** Begin Records supplied **

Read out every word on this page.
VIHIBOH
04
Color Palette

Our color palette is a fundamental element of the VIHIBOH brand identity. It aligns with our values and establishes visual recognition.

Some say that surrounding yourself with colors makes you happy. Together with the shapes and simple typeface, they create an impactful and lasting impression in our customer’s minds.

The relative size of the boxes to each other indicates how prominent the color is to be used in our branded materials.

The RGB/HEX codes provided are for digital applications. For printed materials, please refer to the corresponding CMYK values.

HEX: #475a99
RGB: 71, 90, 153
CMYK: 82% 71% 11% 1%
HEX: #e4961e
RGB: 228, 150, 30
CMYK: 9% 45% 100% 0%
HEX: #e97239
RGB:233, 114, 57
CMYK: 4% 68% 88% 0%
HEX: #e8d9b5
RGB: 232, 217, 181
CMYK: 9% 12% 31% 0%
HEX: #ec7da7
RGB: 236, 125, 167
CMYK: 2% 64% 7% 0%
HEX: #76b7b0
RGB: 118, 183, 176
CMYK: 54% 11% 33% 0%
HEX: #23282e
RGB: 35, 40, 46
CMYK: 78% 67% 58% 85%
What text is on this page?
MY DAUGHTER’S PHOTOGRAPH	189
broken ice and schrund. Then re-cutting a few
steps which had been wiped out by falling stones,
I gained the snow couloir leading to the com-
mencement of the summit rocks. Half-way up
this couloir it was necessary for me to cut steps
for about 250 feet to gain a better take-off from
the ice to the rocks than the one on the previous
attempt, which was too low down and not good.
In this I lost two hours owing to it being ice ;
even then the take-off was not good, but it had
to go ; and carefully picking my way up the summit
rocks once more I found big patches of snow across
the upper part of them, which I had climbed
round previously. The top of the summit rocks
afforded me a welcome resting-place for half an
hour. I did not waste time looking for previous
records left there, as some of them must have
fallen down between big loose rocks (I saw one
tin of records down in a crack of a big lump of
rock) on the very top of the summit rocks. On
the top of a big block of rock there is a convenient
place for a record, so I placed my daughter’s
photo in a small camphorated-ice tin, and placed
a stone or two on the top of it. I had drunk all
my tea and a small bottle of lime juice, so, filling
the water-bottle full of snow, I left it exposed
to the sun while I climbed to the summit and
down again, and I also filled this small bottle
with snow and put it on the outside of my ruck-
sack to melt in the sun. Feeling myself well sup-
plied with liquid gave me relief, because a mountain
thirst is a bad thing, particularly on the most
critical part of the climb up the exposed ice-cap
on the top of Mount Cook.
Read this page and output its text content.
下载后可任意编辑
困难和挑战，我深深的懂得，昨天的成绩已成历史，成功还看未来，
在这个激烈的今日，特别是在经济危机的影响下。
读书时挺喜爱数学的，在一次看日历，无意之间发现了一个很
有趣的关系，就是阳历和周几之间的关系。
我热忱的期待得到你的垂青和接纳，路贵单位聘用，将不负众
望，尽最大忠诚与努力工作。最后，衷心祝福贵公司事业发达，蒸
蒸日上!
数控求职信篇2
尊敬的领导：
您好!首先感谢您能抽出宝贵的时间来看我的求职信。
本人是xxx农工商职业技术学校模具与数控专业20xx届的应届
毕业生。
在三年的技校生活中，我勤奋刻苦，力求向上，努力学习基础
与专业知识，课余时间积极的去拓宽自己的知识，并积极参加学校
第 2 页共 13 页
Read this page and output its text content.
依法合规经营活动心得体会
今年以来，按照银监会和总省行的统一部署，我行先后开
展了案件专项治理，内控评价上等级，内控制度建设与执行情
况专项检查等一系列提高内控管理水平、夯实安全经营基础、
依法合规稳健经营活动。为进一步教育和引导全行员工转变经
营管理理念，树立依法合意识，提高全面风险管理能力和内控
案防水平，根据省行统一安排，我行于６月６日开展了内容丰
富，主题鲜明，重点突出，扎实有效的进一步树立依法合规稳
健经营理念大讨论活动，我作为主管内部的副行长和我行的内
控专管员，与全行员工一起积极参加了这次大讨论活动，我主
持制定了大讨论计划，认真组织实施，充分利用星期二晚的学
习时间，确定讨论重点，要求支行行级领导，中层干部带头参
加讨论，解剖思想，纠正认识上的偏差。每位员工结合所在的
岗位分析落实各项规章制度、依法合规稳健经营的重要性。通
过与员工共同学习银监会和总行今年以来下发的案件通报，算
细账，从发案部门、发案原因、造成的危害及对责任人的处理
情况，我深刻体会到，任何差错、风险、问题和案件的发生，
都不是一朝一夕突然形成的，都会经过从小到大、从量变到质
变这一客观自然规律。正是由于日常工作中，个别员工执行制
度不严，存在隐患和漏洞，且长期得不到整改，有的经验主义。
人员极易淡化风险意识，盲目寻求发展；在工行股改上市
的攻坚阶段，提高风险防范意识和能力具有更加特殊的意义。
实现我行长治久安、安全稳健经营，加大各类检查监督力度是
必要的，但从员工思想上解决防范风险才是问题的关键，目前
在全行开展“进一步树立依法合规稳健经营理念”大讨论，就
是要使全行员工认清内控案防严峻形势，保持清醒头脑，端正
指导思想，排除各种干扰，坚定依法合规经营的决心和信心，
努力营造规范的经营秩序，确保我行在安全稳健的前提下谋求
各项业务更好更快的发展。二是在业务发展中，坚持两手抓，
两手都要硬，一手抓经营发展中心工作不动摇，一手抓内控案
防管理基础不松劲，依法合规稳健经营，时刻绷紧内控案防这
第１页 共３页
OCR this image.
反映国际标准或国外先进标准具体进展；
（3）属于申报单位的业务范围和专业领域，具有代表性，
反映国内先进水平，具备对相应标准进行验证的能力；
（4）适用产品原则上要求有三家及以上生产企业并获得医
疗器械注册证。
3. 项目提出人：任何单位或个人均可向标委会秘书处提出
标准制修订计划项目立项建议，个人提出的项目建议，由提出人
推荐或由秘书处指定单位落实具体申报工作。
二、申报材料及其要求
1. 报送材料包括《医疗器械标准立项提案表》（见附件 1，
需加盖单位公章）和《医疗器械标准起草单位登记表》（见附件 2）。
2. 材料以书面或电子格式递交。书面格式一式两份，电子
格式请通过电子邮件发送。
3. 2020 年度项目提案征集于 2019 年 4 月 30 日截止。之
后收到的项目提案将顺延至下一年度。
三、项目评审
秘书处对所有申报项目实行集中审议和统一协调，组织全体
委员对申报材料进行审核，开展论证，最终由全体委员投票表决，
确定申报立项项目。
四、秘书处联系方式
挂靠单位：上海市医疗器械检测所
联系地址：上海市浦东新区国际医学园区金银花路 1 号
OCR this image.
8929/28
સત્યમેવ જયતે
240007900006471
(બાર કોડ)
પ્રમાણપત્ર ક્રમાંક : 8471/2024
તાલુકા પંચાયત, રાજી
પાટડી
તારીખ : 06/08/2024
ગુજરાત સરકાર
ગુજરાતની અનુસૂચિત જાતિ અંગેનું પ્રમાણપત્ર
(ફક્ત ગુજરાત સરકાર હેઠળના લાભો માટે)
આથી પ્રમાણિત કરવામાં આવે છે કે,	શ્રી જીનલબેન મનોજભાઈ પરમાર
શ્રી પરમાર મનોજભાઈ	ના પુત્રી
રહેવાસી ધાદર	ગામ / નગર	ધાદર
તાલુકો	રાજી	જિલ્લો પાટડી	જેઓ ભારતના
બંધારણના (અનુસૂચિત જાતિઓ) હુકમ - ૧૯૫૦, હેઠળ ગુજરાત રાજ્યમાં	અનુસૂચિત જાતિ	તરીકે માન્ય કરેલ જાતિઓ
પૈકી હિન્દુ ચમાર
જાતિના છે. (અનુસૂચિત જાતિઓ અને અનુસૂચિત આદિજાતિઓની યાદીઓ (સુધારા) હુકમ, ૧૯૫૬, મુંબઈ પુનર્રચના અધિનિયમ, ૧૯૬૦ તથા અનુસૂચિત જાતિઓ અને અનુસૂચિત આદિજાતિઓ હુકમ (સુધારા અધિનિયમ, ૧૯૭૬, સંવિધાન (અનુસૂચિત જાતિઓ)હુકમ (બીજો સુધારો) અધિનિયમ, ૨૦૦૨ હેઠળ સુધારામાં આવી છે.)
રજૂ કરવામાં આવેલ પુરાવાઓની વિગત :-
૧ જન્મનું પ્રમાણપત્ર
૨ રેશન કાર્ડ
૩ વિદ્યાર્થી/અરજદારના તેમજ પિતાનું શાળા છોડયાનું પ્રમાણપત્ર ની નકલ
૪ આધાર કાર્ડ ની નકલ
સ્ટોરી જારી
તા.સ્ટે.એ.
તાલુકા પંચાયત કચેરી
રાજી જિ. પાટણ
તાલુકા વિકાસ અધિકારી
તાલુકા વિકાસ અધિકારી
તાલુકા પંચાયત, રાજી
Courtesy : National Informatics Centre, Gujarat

** End Records supplied **

» **Task directions**
Check each line above for the word "exposed" and say how many have it, with nothing else.

» **The output**
2